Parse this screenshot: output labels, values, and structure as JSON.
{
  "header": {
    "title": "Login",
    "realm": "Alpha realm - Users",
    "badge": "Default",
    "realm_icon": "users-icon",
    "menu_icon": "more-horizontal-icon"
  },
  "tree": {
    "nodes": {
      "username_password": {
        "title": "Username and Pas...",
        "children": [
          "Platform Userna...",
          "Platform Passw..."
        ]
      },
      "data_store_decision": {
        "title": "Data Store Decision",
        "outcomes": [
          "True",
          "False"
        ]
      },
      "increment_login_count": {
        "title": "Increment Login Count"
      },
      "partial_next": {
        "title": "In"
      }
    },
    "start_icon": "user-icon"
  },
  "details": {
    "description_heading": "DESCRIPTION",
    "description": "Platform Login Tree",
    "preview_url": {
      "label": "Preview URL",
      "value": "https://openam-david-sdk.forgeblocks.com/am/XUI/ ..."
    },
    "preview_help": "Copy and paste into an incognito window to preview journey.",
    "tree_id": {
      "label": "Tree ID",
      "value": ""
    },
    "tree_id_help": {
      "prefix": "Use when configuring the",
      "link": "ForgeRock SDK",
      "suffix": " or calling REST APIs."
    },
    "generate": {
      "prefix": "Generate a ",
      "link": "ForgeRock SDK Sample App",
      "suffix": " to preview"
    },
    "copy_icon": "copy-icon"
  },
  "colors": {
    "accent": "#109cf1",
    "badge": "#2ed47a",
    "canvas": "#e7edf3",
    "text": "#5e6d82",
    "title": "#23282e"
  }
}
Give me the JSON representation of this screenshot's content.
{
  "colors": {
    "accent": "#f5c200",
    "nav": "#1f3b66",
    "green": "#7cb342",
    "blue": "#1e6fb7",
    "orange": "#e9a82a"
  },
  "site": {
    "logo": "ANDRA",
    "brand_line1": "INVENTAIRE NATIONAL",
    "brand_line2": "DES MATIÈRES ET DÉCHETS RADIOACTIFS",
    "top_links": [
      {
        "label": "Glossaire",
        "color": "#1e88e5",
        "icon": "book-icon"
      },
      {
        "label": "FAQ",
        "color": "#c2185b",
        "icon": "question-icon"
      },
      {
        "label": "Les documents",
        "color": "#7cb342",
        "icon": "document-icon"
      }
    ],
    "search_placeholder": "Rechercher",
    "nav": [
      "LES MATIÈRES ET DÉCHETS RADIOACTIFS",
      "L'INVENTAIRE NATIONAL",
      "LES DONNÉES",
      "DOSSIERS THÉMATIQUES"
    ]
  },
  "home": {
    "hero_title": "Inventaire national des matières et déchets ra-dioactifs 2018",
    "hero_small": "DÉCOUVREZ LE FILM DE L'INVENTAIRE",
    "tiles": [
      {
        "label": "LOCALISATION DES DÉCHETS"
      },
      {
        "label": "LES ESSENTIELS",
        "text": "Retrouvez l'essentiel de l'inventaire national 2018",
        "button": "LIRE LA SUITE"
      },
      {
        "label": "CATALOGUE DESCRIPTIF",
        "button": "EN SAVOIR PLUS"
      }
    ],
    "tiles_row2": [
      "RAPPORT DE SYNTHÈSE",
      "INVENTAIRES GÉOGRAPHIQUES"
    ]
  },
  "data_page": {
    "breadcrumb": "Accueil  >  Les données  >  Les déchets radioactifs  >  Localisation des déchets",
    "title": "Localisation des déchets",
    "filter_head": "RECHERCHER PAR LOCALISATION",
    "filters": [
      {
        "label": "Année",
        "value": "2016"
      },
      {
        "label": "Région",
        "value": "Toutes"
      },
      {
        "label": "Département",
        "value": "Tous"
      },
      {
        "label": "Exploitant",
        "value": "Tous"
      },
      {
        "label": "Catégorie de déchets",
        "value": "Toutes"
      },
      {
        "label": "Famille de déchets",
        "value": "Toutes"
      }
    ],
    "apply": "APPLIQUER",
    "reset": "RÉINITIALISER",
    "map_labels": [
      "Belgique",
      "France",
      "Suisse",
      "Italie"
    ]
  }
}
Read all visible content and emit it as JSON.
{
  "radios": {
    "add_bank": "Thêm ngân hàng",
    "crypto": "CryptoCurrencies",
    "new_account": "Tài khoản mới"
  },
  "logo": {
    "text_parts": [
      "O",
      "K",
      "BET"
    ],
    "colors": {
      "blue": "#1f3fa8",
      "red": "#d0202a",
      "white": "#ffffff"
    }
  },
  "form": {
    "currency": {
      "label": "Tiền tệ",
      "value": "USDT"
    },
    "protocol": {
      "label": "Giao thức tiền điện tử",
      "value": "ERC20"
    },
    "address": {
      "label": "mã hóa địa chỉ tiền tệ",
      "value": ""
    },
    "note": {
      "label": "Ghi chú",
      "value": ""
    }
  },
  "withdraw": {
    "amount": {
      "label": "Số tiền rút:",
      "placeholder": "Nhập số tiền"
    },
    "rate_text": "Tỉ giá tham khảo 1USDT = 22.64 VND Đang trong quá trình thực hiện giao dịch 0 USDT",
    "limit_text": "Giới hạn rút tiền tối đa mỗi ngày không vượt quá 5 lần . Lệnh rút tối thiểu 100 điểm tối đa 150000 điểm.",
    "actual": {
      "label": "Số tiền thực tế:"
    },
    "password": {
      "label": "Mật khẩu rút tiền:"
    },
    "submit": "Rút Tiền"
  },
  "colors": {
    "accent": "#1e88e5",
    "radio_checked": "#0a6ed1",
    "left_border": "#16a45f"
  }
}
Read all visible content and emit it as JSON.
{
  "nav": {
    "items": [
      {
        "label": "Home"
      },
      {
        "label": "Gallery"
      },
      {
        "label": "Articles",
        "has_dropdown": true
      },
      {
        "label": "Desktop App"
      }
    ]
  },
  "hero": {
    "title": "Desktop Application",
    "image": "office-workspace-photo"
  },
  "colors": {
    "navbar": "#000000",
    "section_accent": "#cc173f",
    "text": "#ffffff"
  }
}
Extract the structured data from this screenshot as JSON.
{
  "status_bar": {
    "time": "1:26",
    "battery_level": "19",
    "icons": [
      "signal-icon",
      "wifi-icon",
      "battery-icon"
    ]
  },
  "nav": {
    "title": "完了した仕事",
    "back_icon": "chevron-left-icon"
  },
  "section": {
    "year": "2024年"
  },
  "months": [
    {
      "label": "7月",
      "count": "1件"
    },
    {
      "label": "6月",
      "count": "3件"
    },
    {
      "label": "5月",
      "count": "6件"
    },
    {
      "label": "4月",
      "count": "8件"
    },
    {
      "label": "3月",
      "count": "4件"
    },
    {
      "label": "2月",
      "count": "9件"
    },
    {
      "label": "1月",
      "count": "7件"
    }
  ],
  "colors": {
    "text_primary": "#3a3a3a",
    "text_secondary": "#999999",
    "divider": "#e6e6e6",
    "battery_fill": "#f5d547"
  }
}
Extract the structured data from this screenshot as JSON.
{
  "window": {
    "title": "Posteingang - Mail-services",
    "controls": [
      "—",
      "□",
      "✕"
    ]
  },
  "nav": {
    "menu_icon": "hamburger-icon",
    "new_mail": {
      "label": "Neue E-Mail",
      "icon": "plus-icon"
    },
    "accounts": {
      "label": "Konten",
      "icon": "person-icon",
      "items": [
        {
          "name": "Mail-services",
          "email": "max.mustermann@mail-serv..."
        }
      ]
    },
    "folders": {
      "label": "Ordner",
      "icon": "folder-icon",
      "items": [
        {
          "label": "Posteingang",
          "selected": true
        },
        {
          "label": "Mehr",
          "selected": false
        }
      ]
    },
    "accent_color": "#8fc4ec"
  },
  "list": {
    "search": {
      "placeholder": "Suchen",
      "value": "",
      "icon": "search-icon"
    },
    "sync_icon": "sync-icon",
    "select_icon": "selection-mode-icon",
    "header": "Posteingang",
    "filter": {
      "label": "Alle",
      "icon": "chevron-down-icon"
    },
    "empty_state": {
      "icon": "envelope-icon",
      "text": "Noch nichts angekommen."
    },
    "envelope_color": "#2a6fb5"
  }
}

__________

## What is being asked
Find the lines with the string "thực" and reproduce them.

## Answer to the problem
    "rate_text": "Tỉ giá tham khảo 1USDT = 22.64 VND Đang trong quá trình thực hiện giao dịch 0 USDT",
      "label": "Số tiền thực tế:"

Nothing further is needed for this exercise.